_指示_:
[a] 中国のトイレ革命についての文章に照らして、次の(i)〜(iii)の記述がそれぞれその内容と合っているか判断せよ。各項目に「はい」か「いいえ」で答え、判断の決め手となる文章中の語句をそのまま引用して添えること。
(i) 習近平が「トイレ革命」を呼びかけたのは2015年である。
(ii) 英誌エコノミストの記事は11月19日に掲載された。
(iii) 多くの地方政府では、経済成長の加速により巨額の債務の処理が容易になっている。
[b] 中国のトイレ革命についての文章を、最後の文の後から書き進めよ。

社会主義国の優位性といえば、「独裁者」が鶴の一声で政策を命じれば、国民が一斉に行動することがあげられます。今回のメルマガ『在米14年&海外販路コンサルタント・大澤裕の『なぜか日本で報道されない海外の怖い報道』ポイント解説』では著者の大澤さんが、英エコノミスト誌が報じた「中国のトイレ革命」を紹介。習近平が農村部のトイレを一斉に改良するよう命じたそうですが、中国ならではの大失敗もあったようです。
習近平の改革の進め方がよく分かる「中国のトイレ革命」
11月9日英誌エコノミストに中国のトイレ革命の記事が掲載されていました。
それ自体、面白い話なのですが、習近平の改革の進め方がよく分かる例だと思うのでご紹介しましょう。
「習近平、中国により良いトイレを望む」
中国の多くの地方政府にとって厳しい時代だ。経済成長の鈍化と不動産市場の低迷により、巨額の債務を処理することが困難になっている。
しかし、習近平国家主席の指示は無視できない。
有害なトイレ施設を根絶し、衛生的なトイレを建設することは、習近平氏が心から支持する目標である。2015年、彼は「トイレ革命」を呼びかけた。
まさに革命が必要なのだ。中国のトイレは原始的なものが多く、特に田舎では近年まで、穴の上にコンクリート板を敷いてしゃがむのが一般的だった。

_データの行_:
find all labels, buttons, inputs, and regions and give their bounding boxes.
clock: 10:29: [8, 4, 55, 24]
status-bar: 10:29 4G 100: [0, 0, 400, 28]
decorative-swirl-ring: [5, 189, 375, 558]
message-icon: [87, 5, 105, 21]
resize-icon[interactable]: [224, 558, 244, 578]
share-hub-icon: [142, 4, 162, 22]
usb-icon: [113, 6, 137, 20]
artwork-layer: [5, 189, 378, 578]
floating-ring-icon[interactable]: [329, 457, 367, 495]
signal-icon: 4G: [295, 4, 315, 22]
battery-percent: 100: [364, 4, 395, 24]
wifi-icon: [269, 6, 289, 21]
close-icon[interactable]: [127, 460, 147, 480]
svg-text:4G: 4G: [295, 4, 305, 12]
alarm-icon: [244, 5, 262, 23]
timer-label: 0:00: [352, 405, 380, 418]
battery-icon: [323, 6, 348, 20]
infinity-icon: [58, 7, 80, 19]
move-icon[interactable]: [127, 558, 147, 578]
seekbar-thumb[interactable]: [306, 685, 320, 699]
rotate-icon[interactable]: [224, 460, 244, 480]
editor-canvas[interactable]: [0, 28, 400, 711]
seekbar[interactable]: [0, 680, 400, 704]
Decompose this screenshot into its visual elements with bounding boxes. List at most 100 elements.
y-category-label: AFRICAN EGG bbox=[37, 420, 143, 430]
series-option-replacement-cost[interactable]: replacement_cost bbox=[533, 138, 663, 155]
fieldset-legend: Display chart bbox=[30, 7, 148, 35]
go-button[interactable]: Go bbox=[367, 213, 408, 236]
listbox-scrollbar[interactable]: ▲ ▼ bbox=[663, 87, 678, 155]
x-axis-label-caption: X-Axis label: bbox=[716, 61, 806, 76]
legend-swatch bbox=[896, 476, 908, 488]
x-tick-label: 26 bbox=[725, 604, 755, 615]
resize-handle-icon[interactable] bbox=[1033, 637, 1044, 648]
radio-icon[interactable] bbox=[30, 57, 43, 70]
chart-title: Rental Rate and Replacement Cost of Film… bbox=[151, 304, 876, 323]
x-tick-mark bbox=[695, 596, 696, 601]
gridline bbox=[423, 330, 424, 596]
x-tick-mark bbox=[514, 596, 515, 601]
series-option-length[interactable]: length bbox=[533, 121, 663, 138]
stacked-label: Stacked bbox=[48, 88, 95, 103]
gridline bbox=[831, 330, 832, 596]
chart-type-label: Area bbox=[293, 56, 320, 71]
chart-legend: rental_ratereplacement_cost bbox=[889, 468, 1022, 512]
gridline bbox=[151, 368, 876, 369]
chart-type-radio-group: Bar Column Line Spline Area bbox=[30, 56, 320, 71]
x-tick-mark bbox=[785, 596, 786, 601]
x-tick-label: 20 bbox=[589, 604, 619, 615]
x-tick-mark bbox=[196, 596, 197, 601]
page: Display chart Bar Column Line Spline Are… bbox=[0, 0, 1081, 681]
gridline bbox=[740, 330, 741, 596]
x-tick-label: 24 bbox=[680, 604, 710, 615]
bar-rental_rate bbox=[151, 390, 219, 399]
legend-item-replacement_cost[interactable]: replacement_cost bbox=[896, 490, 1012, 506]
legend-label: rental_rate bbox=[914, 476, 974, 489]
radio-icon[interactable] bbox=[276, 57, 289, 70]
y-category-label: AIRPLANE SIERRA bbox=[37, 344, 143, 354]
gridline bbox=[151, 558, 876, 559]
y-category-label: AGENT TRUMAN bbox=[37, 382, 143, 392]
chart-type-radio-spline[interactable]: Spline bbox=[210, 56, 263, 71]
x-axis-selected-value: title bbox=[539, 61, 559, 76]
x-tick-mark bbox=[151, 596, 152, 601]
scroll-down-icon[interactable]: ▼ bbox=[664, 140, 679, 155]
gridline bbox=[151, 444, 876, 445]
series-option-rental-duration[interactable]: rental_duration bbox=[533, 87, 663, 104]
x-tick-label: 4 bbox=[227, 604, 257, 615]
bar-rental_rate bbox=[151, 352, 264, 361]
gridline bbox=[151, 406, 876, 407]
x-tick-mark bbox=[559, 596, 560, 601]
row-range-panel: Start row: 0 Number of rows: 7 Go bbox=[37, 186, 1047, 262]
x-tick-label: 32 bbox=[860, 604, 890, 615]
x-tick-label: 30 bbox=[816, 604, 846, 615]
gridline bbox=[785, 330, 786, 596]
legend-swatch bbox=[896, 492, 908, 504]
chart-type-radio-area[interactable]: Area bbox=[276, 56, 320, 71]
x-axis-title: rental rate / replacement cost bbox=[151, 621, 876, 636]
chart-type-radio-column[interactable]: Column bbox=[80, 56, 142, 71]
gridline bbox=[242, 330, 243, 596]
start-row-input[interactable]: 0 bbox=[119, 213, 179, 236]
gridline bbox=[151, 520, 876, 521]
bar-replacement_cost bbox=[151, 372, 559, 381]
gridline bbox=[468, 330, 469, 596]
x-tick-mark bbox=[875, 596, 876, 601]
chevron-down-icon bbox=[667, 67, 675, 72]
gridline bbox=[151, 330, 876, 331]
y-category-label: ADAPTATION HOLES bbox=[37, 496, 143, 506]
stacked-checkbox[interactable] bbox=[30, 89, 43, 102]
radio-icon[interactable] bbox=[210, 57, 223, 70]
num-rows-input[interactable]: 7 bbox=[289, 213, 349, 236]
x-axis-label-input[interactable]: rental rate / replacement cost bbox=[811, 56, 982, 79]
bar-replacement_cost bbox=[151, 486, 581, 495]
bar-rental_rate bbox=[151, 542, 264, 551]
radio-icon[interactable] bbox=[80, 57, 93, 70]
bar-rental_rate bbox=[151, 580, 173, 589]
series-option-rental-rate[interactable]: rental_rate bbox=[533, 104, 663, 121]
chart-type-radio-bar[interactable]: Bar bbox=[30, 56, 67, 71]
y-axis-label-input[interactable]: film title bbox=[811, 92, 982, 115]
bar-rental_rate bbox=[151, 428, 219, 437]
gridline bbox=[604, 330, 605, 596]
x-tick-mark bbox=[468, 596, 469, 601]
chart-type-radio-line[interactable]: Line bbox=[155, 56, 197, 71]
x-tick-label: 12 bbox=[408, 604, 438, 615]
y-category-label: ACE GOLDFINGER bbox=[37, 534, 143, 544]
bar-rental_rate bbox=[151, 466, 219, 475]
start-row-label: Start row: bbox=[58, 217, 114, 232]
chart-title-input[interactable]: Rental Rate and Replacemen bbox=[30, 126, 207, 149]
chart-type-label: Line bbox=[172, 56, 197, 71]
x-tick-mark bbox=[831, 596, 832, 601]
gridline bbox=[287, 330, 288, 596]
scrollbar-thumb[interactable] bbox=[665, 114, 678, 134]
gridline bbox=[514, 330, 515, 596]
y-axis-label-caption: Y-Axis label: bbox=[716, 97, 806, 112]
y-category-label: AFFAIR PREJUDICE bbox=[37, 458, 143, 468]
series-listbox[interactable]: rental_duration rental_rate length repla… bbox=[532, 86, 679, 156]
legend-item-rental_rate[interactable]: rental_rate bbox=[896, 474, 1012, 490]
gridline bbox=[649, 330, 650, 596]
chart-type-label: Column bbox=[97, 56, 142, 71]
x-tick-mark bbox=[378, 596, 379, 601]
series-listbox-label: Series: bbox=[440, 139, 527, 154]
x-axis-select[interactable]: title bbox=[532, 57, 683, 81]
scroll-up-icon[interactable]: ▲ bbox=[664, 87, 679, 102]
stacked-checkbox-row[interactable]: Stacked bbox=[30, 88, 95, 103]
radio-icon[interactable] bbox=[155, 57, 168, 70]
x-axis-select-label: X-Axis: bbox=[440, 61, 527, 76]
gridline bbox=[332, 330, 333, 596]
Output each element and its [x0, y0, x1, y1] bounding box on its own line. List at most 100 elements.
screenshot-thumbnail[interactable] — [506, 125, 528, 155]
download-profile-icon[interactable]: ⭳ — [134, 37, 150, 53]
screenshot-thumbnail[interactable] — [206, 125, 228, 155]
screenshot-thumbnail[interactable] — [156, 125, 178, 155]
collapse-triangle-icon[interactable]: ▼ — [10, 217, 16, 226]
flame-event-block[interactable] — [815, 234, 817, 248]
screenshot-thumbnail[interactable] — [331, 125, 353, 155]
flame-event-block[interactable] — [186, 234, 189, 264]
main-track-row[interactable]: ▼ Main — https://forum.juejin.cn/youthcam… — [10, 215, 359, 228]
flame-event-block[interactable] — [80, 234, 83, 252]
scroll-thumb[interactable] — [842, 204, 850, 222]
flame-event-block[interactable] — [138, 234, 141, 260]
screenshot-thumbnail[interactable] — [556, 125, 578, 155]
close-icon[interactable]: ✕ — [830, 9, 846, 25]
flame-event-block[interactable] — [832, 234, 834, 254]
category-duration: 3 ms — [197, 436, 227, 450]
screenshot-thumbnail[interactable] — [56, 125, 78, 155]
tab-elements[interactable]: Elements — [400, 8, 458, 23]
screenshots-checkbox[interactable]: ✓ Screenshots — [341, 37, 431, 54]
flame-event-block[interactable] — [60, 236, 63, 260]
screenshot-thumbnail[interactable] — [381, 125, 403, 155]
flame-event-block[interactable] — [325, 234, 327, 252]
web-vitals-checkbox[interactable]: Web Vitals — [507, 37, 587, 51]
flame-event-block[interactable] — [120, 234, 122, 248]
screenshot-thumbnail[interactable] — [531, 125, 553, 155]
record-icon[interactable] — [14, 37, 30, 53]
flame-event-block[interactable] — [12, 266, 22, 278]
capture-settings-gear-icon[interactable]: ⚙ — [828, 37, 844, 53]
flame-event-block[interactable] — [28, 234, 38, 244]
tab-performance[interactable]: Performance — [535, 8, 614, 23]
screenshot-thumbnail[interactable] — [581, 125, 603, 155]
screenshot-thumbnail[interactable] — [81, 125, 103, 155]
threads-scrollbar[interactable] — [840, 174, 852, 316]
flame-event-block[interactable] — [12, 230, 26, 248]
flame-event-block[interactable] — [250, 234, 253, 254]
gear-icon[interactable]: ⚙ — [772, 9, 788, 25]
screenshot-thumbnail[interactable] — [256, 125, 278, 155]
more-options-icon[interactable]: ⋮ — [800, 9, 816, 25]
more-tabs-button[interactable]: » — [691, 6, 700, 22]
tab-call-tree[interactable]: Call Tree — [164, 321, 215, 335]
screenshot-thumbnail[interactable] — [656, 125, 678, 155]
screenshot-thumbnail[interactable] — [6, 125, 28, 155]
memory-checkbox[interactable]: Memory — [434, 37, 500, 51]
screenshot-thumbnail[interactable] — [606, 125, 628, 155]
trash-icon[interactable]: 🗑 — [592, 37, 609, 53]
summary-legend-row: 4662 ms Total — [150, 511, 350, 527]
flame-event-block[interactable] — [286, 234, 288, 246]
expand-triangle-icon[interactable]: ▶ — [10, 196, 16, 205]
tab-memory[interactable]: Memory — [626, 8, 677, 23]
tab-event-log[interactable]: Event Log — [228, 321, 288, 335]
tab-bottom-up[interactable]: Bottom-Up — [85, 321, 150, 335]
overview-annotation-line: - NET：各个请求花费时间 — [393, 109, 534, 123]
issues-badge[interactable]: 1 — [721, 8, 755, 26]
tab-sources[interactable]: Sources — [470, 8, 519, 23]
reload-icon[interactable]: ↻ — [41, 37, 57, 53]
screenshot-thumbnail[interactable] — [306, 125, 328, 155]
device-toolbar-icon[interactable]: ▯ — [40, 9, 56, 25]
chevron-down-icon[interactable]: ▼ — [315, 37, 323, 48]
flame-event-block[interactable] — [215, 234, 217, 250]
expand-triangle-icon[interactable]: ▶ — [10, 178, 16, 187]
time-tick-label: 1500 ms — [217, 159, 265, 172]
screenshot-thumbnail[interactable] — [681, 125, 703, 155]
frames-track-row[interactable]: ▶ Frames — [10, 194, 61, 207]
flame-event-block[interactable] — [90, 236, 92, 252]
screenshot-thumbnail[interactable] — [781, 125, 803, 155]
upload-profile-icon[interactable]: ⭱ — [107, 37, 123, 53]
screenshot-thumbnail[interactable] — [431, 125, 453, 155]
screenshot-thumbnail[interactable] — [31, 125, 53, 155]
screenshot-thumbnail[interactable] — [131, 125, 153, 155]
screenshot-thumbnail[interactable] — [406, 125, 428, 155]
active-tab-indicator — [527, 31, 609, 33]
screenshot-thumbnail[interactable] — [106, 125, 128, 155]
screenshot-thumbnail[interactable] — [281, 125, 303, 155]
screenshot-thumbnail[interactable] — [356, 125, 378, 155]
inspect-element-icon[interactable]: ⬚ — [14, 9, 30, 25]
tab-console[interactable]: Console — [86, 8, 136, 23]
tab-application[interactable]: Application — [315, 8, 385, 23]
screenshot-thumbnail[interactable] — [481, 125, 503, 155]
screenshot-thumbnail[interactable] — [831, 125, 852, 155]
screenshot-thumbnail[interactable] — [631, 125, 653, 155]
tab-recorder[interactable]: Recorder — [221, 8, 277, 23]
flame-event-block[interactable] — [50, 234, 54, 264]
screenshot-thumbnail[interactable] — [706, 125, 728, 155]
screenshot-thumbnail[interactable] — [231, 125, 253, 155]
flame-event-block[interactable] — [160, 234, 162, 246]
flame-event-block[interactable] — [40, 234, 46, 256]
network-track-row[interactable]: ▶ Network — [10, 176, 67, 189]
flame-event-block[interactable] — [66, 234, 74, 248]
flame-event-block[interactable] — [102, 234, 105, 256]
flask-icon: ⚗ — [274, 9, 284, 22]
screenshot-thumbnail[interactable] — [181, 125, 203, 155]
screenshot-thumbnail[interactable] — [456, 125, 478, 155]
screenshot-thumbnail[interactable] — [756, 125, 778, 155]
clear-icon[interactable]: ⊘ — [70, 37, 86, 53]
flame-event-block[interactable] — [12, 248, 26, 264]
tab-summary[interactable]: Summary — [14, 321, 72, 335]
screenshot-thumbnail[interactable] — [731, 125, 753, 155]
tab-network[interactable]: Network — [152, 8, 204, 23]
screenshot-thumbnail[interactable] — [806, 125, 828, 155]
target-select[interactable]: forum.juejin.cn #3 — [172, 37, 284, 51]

_タスク別の解答_:
[a]
(i) はい。『2015年、彼は「トイレ革命」を呼びかけた。』
(ii) いいえ。「11月9日英誌エコノミストに中国のトイレ革命の記事が掲載されていました。」
(iii) いいえ。「経済成長の鈍化と不動産市場の低迷により、巨額の債務を処理することが困難になっている。」

[b]
習近平氏のキャンペーンの効果は多くの場所で見られる。観光地や交通の要所では、時には豪華なデザインの建物にも水洗トイレが設置されている。
農村部では、政府の補助金によって過去5年間に5,000万以上のトイレが改良された。
人類の歴史を振り返っても、これほど短期間に党と社会を総動員して全国規模のトップダウンのトイレ革命を実行できた国や政党はない」と、全国紙『光明日報』はある中国人学者の言葉を引用している。
「これは社会主義体制の優位性を凝縮したものだ」
解説
習近平の指示で水栓トイレが一機に進みました。中国だからこそ出来ることです。
しかし、もちろん失敗もあります。それについても記しています。
トップダウンの命令は、その実施を急ぐあまり、役人が品質の必要性をおろそかにしがちである。
水洗トイレは習近平氏のお気に入りのタイプであり、国家メディアによれば、習近平氏は視察の際、しばしば農村の住民に水洗トイレがあるかどうかを尋ねるという。
しかし、習氏を喜ばせようとするあまり、官僚たちは気候や地理を無視して水洗トイレを村人に押し付けることがある。
中国北部の厳しい冬は配管が凍結しやすく、多くの地域では水が不足しがちだ。
北東部の遼寧省の省都である瀋陽では、2016年から2019年にかけて、周辺の田舎に建設された多くの新しいトイレが寒さのために使用できなくなった。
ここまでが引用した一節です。